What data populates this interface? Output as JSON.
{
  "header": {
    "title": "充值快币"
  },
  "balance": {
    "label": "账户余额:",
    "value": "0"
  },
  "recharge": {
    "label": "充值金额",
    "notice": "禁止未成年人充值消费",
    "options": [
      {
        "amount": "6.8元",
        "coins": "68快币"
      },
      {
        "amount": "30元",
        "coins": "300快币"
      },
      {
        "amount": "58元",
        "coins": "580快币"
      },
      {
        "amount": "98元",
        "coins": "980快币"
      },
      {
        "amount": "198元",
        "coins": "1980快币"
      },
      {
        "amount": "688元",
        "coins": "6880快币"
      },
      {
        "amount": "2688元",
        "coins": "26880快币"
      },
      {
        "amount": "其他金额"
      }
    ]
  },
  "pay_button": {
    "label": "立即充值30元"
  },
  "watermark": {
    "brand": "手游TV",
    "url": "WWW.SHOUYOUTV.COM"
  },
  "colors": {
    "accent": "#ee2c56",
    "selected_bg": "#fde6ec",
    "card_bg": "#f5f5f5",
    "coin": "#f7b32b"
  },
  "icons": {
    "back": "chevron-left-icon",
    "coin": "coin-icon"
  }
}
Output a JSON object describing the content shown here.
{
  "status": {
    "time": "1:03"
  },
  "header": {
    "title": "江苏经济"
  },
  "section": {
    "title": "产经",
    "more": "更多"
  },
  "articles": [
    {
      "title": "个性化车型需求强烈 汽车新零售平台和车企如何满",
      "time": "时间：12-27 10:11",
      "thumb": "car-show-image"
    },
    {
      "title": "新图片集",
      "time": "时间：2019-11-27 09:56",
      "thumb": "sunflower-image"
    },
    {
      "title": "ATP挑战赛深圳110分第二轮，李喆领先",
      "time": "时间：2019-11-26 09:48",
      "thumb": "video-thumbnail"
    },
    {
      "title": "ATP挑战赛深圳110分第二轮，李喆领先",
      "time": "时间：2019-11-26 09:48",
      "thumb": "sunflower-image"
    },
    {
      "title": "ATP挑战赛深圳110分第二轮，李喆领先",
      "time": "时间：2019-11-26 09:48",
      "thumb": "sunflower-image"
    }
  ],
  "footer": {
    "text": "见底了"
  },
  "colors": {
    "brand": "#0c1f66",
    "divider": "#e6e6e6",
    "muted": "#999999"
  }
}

▶ EXERCISE OBJECTIVE
Show every line from the entries above in which "Output" appears.

▶ WRITTEN SOLUTION
What data populates this interface? Output as JSON.
Output a JSON object describing the content shown here.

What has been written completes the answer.